[Records from a data collection]

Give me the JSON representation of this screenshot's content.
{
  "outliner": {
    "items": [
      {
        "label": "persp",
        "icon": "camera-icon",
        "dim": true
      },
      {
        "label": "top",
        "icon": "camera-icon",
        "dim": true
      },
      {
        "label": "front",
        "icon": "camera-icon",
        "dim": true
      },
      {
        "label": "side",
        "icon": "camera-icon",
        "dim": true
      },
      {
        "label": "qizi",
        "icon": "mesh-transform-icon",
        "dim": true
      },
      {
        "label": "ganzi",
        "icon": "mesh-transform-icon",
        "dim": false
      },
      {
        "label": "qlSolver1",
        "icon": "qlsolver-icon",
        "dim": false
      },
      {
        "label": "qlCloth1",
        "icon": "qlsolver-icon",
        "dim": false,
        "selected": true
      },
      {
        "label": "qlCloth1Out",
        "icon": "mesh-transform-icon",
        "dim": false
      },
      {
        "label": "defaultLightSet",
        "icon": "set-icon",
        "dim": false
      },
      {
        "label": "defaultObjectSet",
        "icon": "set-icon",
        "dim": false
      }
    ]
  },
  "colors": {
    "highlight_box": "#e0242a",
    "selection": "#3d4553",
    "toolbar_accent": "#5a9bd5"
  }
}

-- Your instructions --
Take the records above and return them exactly as written.

-- Completed task --
Give me the JSON representation of this screenshot's content.
{
  "outliner": {
    "items": [
      {
        "label": "persp",
        "icon": "camera-icon",
        "dim": true
      },
      {
        "label": "top",
        "icon": "camera-icon",
        "dim": true
      },
      {
        "label": "front",
        "icon": "camera-icon",
        "dim": true
      },
      {
        "label": "side",
        "icon": "camera-icon",
        "dim": true
      },
      {
        "label": "qizi",
        "icon": "mesh-transform-icon",
        "dim": true
      },
      {
        "label": "ganzi",
        "icon": "mesh-transform-icon",
        "dim": false
      },
      {
        "label": "qlSolver1",
        "icon": "qlsolver-icon",
        "dim": false
      },
      {
        "label": "qlCloth1",
        "icon": "qlsolver-icon",
        "dim": false,
        "selected": true
      },
      {
        "label": "qlCloth1Out",
        "icon": "mesh-transform-icon",
        "dim": false
      },
      {
        "label": "defaultLightSet",
        "icon": "set-icon",
        "dim": false
      },
      {
        "label": "defaultObjectSet",
        "icon": "set-icon",
        "dim": false
      }
    ]
  },
  "colors": {
    "highlight_box": "#e0242a",
    "selection": "#3d4553",
    "toolbar_accent": "#5a9bd5"
  }
}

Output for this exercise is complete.